## START

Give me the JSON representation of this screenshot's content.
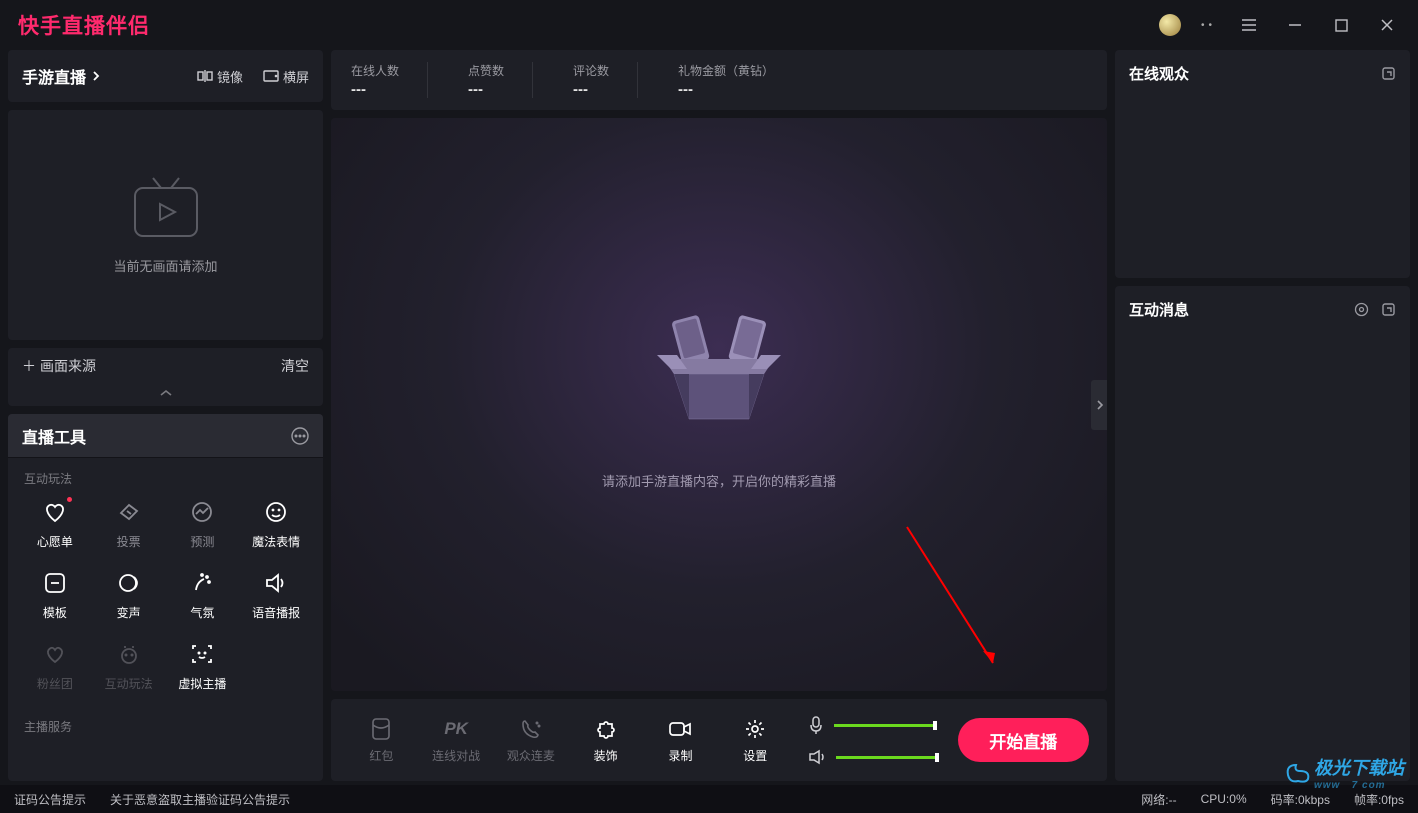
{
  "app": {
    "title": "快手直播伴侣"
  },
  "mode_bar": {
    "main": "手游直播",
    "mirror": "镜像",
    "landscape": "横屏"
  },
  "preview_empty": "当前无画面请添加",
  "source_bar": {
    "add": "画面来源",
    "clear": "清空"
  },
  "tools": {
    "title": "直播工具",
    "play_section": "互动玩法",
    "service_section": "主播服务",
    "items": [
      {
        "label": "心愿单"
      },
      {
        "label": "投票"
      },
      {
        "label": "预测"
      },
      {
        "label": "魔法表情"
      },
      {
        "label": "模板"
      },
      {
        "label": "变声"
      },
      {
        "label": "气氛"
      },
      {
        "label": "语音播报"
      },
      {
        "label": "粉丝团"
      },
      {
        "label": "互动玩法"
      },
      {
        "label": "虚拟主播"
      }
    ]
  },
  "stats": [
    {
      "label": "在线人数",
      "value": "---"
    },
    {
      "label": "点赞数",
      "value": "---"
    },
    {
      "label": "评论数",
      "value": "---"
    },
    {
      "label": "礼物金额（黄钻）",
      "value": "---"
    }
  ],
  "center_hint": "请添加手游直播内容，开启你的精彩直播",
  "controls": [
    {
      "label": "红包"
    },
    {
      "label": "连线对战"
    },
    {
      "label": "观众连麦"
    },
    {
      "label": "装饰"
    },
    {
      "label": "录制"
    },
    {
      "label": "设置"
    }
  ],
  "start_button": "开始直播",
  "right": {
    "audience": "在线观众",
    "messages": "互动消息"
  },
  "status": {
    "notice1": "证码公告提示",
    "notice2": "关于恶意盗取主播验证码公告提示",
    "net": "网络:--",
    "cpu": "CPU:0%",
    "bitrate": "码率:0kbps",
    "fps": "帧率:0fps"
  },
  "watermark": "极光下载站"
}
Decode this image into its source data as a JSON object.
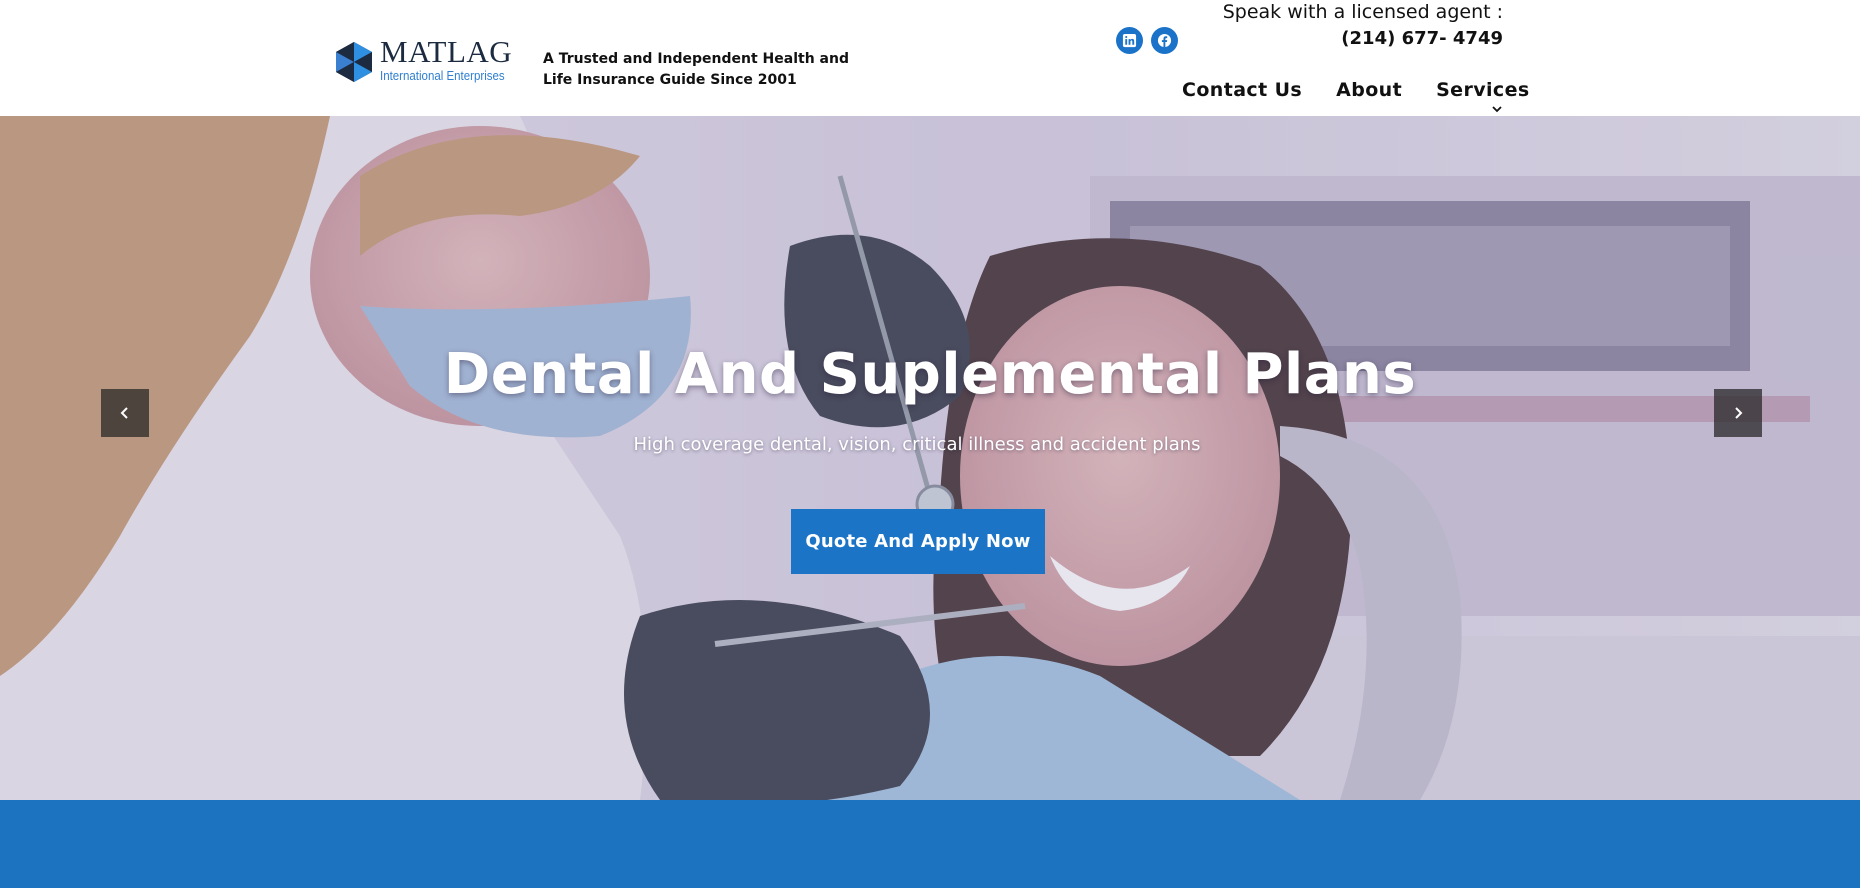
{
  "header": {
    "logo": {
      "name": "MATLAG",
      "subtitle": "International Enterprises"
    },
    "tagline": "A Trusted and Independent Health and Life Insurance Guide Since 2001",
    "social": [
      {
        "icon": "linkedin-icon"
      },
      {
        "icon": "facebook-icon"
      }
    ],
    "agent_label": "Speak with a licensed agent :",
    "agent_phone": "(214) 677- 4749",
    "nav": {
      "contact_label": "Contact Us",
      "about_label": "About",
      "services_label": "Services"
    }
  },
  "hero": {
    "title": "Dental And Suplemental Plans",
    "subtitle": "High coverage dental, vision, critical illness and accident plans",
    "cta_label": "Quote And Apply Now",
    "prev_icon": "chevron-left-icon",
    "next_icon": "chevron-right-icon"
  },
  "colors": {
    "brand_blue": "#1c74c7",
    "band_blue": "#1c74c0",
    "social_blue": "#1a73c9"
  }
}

## END

§ **PROBLEM STATEMENT**:
Pull every line containing "JSON" out of the data above.

§ **RESULT OF THIS EXERCISE**:
Give me the JSON representation of this screenshot's content.
Decode this image into its source data as a JSON object.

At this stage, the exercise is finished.